__Work instructions__:
Without the images, print all the entries below exactly as given.

__Provided data__:
##############################
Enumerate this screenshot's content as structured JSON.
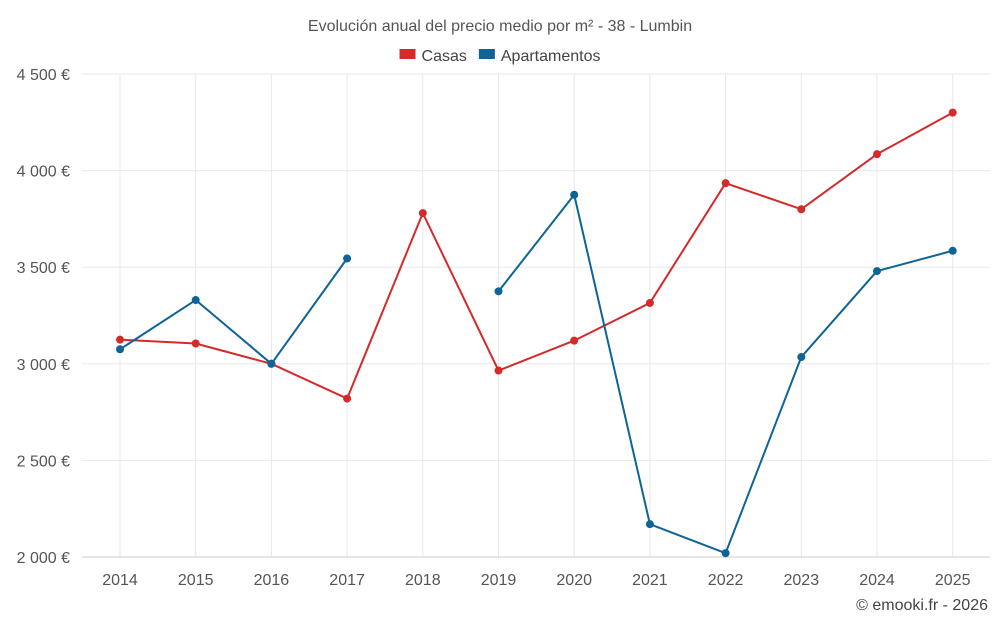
{
  "chart_data": {
    "type": "line",
    "title": "Evolución anual del precio medio por m² - 38 - Lumbin",
    "categories": [
      "2014",
      "2015",
      "2016",
      "2017",
      "2018",
      "2019",
      "2020",
      "2021",
      "2022",
      "2023",
      "2024",
      "2025"
    ],
    "series": [
      {
        "name": "Casas",
        "color": "#d42a2a",
        "values": [
          3125,
          3105,
          3000,
          2820,
          3780,
          2965,
          3120,
          3315,
          3935,
          3800,
          4085,
          4300
        ]
      },
      {
        "name": "Apartamentos",
        "color": "#0e6496",
        "values": [
          3075,
          3330,
          3000,
          3545,
          null,
          3375,
          3875,
          2170,
          2020,
          3035,
          3480,
          3585
        ]
      }
    ],
    "y_ticks": [
      2000,
      2500,
      3000,
      3500,
      4000,
      4500
    ],
    "y_tick_labels": [
      "2 000 €",
      "2 500 €",
      "3 000 €",
      "3 500 €",
      "4 000 €",
      "4 500 €"
    ],
    "ylim": [
      2000,
      4500
    ],
    "xlabel": "",
    "ylabel": "",
    "grid": true,
    "legend_position": "top-center"
  },
  "credit": "© emooki.fr - 2026"
}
##############################
__The result__:
Enumerate this screenshot's content as structured JSON.
{
  "chart_data": {
    "type": "line",
    "title": "Evolución anual del precio medio por m² - 38 - Lumbin",
    "categories": [
      "2014",
      "2015",
      "2016",
      "2017",
      "2018",
      "2019",
      "2020",
      "2021",
      "2022",
      "2023",
      "2024",
      "2025"
    ],
    "series": [
      {
        "name": "Casas",
        "color": "#d42a2a",
        "values": [
          3125,
          3105,
          3000,
          2820,
          3780,
          2965,
          3120,
          3315,
          3935,
          3800,
          4085,
          4300
        ]
      },
      {
        "name": "Apartamentos",
        "color": "#0e6496",
        "values": [
          3075,
          3330,
          3000,
          3545,
          null,
          3375,
          3875,
          2170,
          2020,
          3035,
          3480,
          3585
        ]
      }
    ],
    "y_ticks": [
      2000,
      2500,
      3000,
      3500,
      4000,
      4500
    ],
    "y_tick_labels": [
      "2 000 €",
      "2 500 €",
      "3 000 €",
      "3 500 €",
      "4 000 €",
      "4 500 €"
    ],
    "ylim": [
      2000,
      4500
    ],
    "xlabel": "",
    "ylabel": "",
    "grid": true,
    "legend_position": "top-center"
  },
  "credit": "© emooki.fr - 2026"
}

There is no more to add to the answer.